* _TEKS YANG DITAMPILKAN_
Antara sadar dan tidak, aku melihat ada tiga warga menolongku. Tubuhku ditemukan sekitar 500 meter dari jembatan. Mereka segera membawaku ke posko yang ada di kampungku dan memberi perawatan. Setelah sadar, aku tahu Elang selamat. Belakangan kuketahui, saat Elang ditolong warga, posisinya tak jauh dariku. Aku sempat lega. Namun, bagaimana nasib Zahra?
Suasana kampungku jadi begitu panik. Hari itu aku mendengar kabar, dari 23 warga yang melintas jembatan, 8 orang dinyatakan hilang terbawa arus, termasuk Zahra. Pada hari pertama kejadian, semula suamiku berusaha ikut mencari namun dilarang para tetangga. Mereka takut, malah terjadi apa-apa dengan suami karena kondisinya syok.
Tinggallah aku dan suami menunggu kabar berita pencarian korban. Aku sempat berharap Zahra bisa ditemukan. Apalagi, tim SAR dan para relawan siang-malam terus menyusuri sungai untuk mencari korban.
Benar juga, saat aku masih dalam perawatan, kudengar kabar bahagia. Tim penolong berhasil menemukan tiga orang yang masih hidup. Salah satunya bernama Zahra. Aku sempat lega. Untuk memastikan kebenarannya, suamiku segera mengecek. Oh, ternyata bukan. Kembali, aku lemas.

* _TUGAS 1_
Temukan setiap baris dalam data yang memuat kata "Threat", lalu salin baris-baris tersebut.
Teks tadi dan data sesudah ini merupakan bahan yang terpisah satu sama lain.

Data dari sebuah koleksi
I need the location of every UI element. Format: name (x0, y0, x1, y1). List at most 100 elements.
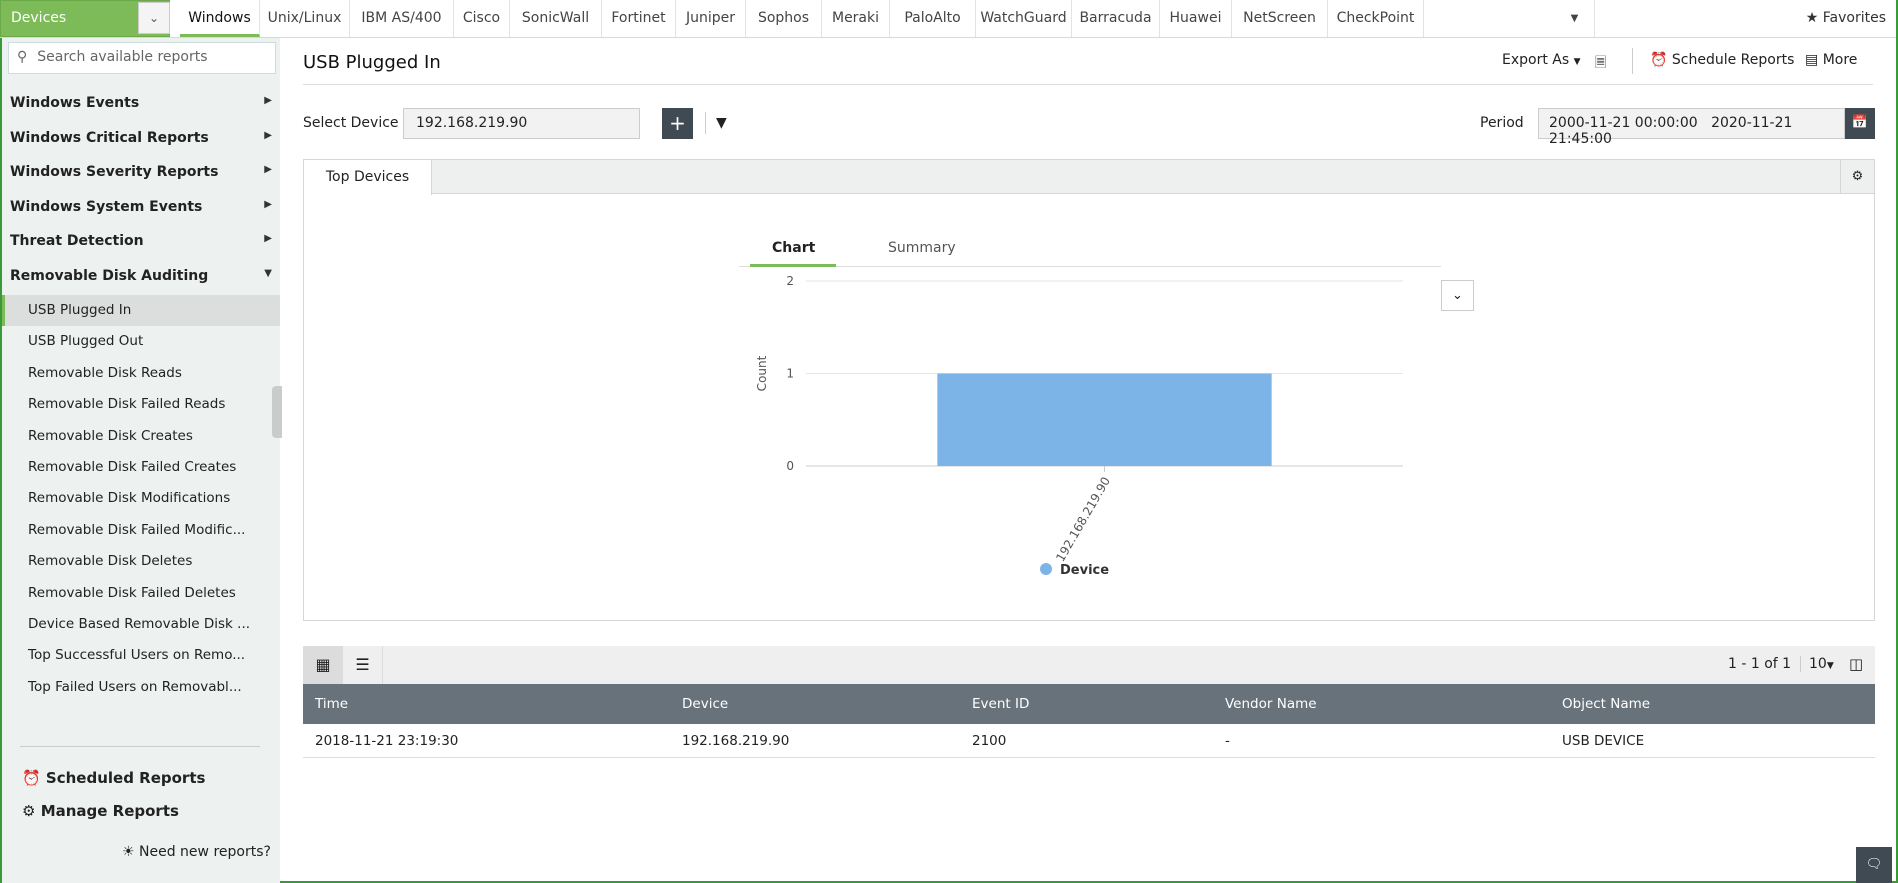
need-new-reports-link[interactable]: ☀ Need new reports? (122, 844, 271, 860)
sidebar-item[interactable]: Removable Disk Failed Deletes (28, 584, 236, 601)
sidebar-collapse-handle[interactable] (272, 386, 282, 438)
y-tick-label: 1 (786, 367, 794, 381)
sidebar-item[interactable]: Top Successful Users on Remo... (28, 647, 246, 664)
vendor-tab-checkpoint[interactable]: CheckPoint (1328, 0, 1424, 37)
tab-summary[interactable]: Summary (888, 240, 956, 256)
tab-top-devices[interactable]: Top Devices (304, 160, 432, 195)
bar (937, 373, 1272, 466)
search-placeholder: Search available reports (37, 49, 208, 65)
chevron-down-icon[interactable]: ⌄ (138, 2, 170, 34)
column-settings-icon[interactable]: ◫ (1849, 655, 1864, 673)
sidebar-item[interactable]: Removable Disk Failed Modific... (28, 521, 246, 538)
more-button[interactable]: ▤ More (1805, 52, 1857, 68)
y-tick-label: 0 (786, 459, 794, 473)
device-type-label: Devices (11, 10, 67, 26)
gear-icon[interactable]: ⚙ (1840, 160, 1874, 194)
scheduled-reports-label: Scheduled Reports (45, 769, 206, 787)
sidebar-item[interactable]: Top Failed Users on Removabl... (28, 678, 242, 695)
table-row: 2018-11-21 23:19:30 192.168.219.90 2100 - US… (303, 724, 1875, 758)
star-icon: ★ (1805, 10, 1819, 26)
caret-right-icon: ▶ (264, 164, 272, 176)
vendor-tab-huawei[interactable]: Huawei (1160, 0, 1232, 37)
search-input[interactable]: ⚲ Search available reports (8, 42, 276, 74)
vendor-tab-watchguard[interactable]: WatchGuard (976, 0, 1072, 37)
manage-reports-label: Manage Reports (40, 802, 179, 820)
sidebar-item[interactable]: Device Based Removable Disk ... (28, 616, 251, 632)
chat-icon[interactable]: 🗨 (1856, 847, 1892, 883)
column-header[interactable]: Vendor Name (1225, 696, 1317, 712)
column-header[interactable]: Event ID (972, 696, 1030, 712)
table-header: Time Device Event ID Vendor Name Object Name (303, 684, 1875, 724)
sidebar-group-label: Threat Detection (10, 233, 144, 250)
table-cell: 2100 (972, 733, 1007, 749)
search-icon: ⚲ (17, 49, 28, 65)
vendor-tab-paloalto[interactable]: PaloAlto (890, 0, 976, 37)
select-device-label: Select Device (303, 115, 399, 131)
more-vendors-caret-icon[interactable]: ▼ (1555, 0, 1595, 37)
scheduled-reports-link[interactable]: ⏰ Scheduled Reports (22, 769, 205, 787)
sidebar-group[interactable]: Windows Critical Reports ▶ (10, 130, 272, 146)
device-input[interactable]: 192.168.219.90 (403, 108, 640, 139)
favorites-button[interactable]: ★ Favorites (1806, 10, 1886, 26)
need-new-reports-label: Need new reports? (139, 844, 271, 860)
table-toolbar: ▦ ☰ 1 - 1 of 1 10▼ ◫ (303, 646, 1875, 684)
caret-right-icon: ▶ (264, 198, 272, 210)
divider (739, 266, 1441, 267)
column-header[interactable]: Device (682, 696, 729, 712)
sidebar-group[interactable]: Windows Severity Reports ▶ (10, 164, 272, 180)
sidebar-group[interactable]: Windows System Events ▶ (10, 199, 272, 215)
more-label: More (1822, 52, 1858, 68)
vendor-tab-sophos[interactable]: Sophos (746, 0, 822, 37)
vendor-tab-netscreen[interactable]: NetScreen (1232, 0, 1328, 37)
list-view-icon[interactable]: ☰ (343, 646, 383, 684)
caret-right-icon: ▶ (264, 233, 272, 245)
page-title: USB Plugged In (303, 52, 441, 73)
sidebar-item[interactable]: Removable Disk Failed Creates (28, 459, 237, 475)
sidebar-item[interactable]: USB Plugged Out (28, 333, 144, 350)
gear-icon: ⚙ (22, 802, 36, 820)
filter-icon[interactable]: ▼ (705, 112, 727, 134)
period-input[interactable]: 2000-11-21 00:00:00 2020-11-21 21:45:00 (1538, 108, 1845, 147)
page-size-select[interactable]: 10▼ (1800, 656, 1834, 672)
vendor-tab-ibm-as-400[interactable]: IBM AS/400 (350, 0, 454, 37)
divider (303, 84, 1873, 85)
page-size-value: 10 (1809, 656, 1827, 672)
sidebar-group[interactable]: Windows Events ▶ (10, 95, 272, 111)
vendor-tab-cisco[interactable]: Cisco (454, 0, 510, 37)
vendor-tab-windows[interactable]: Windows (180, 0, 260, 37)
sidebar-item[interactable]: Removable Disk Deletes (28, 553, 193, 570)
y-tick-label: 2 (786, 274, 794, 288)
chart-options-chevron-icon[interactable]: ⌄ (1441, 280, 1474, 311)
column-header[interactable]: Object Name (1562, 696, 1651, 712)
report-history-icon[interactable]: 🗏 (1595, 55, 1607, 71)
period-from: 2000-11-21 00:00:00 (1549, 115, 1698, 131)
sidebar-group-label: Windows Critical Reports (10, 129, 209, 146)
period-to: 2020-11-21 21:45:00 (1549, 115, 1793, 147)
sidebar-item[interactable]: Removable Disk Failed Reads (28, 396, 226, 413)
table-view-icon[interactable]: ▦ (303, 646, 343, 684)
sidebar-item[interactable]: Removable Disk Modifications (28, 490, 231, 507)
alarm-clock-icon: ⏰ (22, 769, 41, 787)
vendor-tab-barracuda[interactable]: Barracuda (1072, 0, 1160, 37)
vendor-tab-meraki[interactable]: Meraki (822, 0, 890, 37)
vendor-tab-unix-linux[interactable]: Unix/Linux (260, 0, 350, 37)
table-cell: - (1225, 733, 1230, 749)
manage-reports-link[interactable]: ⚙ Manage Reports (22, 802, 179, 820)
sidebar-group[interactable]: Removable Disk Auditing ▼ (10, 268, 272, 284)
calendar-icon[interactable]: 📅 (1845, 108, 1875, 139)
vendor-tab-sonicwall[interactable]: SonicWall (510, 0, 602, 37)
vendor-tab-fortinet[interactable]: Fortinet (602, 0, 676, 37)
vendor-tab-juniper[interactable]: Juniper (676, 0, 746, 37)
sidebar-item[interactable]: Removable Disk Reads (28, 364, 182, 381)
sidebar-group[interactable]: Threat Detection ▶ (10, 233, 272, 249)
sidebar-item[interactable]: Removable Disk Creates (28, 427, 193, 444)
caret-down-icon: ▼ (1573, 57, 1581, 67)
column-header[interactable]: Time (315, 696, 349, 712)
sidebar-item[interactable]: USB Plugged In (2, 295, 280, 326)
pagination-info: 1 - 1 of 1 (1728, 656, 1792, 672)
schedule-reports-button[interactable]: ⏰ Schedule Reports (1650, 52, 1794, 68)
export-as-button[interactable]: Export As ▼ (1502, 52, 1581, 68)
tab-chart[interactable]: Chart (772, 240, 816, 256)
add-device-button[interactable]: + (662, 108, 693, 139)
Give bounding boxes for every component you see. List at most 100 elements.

* _TUGAS 2_
Jawab pertanyaan berikut berdasarkan teks yang ditampilkan:
(a) Berapa meter dari jembatan tubuh pencerita ditemukan?
(b) Dari 23 warga yang melintas jembatan, berapa orang yang dinyatakan hilang terbawa arus?
(c) Berapa orang yang masih hidup berhasil ditemukan oleh tim penolong?

* _JAWABAN BENAR 1_
sidebar-group-label: Threat Detection (10, 233, 144, 250)
sidebar-group[interactable]: Threat Detection ▶ (10, 233, 272, 249)

* _JAWABAN BENAR 2_
(a) Sekitar 500 meter.
(b) 8 orang.
(c) Tiga orang.